*What the task asks*
How many lines in the records below hold the string "JSON"? Answer with the number alone.

• • •

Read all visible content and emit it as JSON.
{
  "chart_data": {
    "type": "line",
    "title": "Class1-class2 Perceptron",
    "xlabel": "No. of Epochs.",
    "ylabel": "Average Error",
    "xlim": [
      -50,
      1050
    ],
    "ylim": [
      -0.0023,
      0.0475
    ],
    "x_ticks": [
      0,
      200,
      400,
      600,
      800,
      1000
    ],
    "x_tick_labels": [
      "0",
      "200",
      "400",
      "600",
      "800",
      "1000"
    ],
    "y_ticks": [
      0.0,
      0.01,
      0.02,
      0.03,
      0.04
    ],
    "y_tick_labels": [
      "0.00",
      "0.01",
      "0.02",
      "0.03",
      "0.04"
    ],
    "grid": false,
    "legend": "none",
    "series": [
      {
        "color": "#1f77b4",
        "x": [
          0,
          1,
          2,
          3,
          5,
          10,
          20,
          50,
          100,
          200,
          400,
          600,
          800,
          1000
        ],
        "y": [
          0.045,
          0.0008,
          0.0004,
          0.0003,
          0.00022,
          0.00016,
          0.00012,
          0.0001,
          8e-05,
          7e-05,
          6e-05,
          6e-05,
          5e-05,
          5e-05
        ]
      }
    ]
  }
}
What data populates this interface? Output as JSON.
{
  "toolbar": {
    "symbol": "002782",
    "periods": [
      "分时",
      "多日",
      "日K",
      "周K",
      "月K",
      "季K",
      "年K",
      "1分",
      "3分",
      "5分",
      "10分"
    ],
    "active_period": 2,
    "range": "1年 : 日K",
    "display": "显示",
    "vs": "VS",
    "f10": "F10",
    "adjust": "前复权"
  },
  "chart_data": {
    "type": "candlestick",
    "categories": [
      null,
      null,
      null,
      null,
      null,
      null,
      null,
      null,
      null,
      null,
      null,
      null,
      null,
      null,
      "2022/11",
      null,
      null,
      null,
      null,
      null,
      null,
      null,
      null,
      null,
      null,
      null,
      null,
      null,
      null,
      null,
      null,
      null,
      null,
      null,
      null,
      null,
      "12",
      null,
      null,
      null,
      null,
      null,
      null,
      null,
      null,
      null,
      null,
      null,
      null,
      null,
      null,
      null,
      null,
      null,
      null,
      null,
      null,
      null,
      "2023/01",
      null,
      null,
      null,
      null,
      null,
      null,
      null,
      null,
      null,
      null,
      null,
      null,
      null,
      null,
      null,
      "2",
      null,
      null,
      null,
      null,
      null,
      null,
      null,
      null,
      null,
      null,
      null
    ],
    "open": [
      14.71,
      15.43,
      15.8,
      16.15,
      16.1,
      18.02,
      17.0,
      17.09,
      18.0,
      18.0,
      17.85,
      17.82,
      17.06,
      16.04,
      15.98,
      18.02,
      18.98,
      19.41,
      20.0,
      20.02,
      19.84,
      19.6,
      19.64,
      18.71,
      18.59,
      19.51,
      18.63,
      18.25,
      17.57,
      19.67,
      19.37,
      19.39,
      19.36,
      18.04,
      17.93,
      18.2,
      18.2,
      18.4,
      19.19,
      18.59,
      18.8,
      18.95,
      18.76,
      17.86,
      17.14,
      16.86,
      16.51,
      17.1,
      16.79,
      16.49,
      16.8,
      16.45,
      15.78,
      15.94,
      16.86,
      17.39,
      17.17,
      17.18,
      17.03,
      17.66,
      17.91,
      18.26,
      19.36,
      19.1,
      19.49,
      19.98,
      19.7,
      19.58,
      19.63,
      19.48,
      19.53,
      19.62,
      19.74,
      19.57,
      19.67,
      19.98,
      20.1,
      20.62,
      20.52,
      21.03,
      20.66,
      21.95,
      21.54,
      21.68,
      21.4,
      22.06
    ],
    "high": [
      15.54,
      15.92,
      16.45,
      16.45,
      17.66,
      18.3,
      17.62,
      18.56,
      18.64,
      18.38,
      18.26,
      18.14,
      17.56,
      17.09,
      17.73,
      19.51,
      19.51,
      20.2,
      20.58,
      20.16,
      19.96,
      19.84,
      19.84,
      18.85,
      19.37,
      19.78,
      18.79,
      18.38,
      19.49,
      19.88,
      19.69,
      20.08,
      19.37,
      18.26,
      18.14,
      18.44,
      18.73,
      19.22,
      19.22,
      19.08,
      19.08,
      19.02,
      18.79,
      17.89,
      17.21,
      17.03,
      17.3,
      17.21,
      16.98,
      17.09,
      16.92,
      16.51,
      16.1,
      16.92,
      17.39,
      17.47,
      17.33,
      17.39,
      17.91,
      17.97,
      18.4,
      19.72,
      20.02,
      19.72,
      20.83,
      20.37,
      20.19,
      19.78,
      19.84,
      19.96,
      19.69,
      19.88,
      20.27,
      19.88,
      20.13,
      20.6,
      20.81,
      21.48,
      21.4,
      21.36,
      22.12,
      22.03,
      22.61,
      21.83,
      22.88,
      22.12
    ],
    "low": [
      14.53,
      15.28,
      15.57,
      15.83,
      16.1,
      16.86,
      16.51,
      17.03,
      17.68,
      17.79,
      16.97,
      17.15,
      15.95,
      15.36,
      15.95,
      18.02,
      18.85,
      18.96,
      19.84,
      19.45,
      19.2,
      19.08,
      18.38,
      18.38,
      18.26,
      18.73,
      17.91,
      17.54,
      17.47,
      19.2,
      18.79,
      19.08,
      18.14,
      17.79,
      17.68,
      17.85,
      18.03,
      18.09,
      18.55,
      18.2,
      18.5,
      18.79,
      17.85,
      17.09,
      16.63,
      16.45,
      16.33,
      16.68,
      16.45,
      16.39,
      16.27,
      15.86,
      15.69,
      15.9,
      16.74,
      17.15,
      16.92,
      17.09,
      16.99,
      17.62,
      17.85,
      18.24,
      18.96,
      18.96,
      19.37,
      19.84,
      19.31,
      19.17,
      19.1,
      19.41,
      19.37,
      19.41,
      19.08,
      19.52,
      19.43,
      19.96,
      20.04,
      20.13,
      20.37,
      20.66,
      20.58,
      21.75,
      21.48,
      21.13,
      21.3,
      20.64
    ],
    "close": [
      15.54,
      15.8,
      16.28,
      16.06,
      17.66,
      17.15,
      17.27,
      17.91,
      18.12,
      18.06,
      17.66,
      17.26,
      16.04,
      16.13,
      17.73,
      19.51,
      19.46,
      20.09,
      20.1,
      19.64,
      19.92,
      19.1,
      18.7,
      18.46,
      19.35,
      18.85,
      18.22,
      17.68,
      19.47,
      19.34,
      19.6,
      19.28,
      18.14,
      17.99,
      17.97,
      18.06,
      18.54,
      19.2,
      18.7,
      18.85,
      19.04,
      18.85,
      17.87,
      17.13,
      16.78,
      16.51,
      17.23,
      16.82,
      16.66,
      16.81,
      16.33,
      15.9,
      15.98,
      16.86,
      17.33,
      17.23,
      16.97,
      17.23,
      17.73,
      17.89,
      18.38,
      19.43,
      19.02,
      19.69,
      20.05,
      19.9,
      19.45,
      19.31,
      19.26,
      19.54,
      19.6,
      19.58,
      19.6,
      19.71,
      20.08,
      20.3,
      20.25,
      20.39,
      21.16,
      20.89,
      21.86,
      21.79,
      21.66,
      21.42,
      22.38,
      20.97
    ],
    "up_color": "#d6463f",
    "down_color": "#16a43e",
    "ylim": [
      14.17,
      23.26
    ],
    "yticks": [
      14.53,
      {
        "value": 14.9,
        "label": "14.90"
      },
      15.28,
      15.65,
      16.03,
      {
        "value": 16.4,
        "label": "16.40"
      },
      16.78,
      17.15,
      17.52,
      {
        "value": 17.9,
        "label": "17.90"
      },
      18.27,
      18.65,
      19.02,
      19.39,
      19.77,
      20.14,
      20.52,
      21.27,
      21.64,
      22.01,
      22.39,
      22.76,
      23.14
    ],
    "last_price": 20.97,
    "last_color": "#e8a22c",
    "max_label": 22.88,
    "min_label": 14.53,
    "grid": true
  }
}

• • •

*Correct output*
2